*TASK OBJECTIVE*. Copy out the material below in full, but not its images.

(Data entries)
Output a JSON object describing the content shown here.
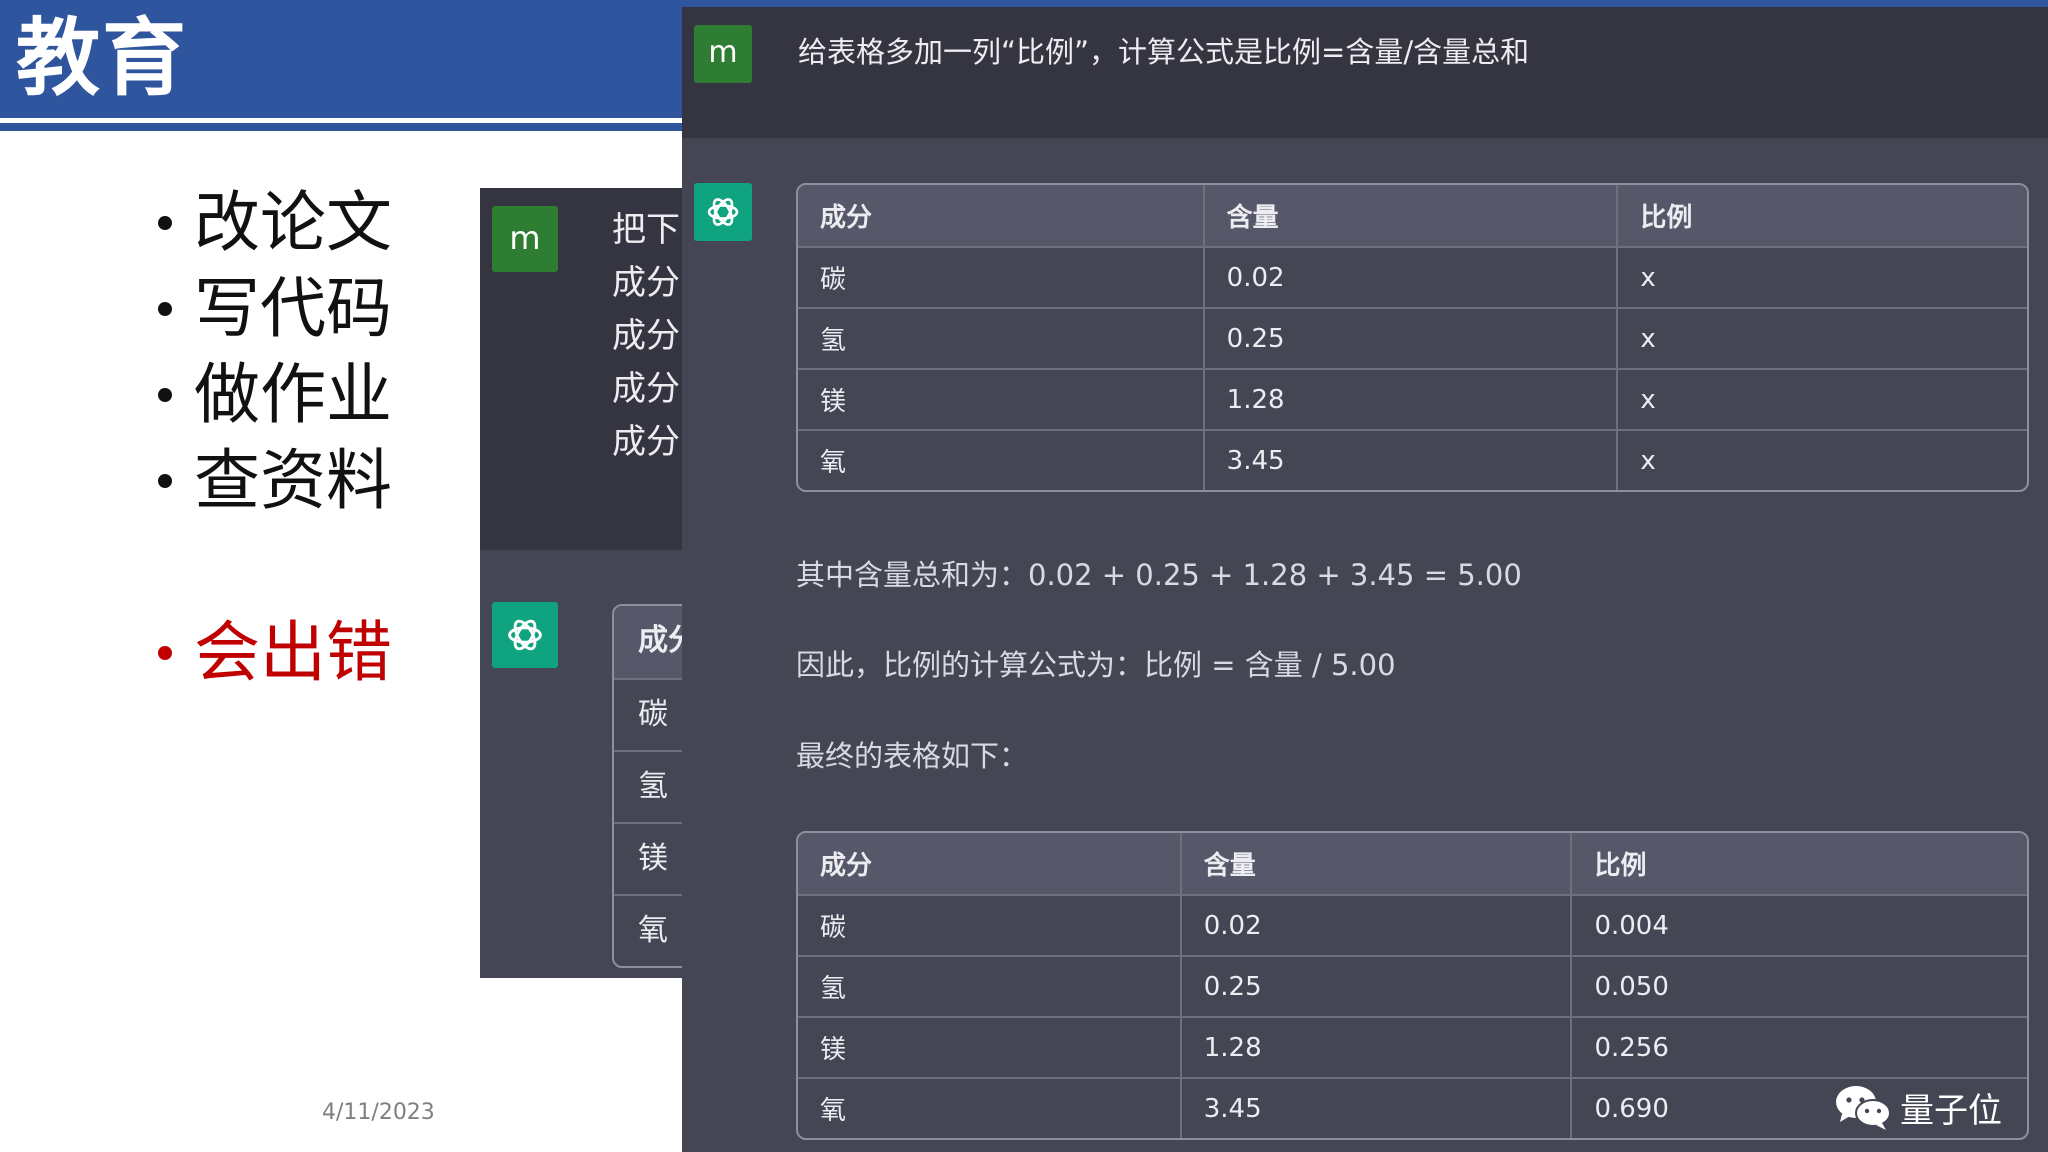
{
  "slide": {
    "title": "教育",
    "bullets": [
      "改论文",
      "写代码",
      "做作业",
      "查资料"
    ],
    "error_bullet": "会出错",
    "date": "4/11/2023",
    "colors": {
      "title_bar": "#2e559d",
      "error_text": "#c00000"
    }
  },
  "back_chat": {
    "user_avatar": "m",
    "user_lines": [
      "把下",
      "成分",
      "成分",
      "成分",
      "成分"
    ],
    "assistant_icon": "openai-logo-icon",
    "table_rows": [
      "成分",
      "碳",
      "氢",
      "镁",
      "氧"
    ]
  },
  "front_chat": {
    "user_avatar": "m",
    "prompt": "给表格多加一列“比例”，计算公式是比例=含量/含量总和",
    "assistant_icon": "openai-logo-icon",
    "table1": {
      "headers": [
        "成分",
        "含量",
        "比例"
      ],
      "rows": [
        [
          "碳",
          "0.02",
          "x"
        ],
        [
          "氢",
          "0.25",
          "x"
        ],
        [
          "镁",
          "1.28",
          "x"
        ],
        [
          "氧",
          "3.45",
          "x"
        ]
      ]
    },
    "paragraph1": "其中含量总和为：0.02 + 0.25 + 1.28 + 3.45 = 5.00",
    "paragraph2": "因此，比例的计算公式为：比例 = 含量 / 5.00",
    "paragraph3": "最终的表格如下：",
    "table2": {
      "headers": [
        "成分",
        "含量",
        "比例"
      ],
      "rows": [
        [
          "碳",
          "0.02",
          "0.004"
        ],
        [
          "氢",
          "0.25",
          "0.050"
        ],
        [
          "镁",
          "1.28",
          "0.256"
        ],
        [
          "氧",
          "3.45",
          "0.690"
        ]
      ]
    },
    "colors": {
      "user_bg": "#343541",
      "assistant_bg": "#444654",
      "gpt_avatar": "#10a37f",
      "user_avatar": "#2e7d32"
    }
  },
  "watermark": {
    "icon": "wechat-icon",
    "text": "量子位"
  }
}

*EXERCISE SOLUTION*.
Output a JSON object describing the content shown here.
{
  "slide": {
    "title": "教育",
    "bullets": [
      "改论文",
      "写代码",
      "做作业",
      "查资料"
    ],
    "error_bullet": "会出错",
    "date": "4/11/2023",
    "colors": {
      "title_bar": "#2e559d",
      "error_text": "#c00000"
    }
  },
  "back_chat": {
    "user_avatar": "m",
    "user_lines": [
      "把下",
      "成分",
      "成分",
      "成分",
      "成分"
    ],
    "assistant_icon": "openai-logo-icon",
    "table_rows": [
      "成分",
      "碳",
      "氢",
      "镁",
      "氧"
    ]
  },
  "front_chat": {
    "user_avatar": "m",
    "prompt": "给表格多加一列“比例”，计算公式是比例=含量/含量总和",
    "assistant_icon": "openai-logo-icon",
    "table1": {
      "headers": [
        "成分",
        "含量",
        "比例"
      ],
      "rows": [
        [
          "碳",
          "0.02",
          "x"
        ],
        [
          "氢",
          "0.25",
          "x"
        ],
        [
          "镁",
          "1.28",
          "x"
        ],
        [
          "氧",
          "3.45",
          "x"
        ]
      ]
    },
    "paragraph1": "其中含量总和为：0.02 + 0.25 + 1.28 + 3.45 = 5.00",
    "paragraph2": "因此，比例的计算公式为：比例 = 含量 / 5.00",
    "paragraph3": "最终的表格如下：",
    "table2": {
      "headers": [
        "成分",
        "含量",
        "比例"
      ],
      "rows": [
        [
          "碳",
          "0.02",
          "0.004"
        ],
        [
          "氢",
          "0.25",
          "0.050"
        ],
        [
          "镁",
          "1.28",
          "0.256"
        ],
        [
          "氧",
          "3.45",
          "0.690"
        ]
      ]
    },
    "colors": {
      "user_bg": "#343541",
      "assistant_bg": "#444654",
      "gpt_avatar": "#10a37f",
      "user_avatar": "#2e7d32"
    }
  },
  "watermark": {
    "icon": "wechat-icon",
    "text": "量子位"
  }
}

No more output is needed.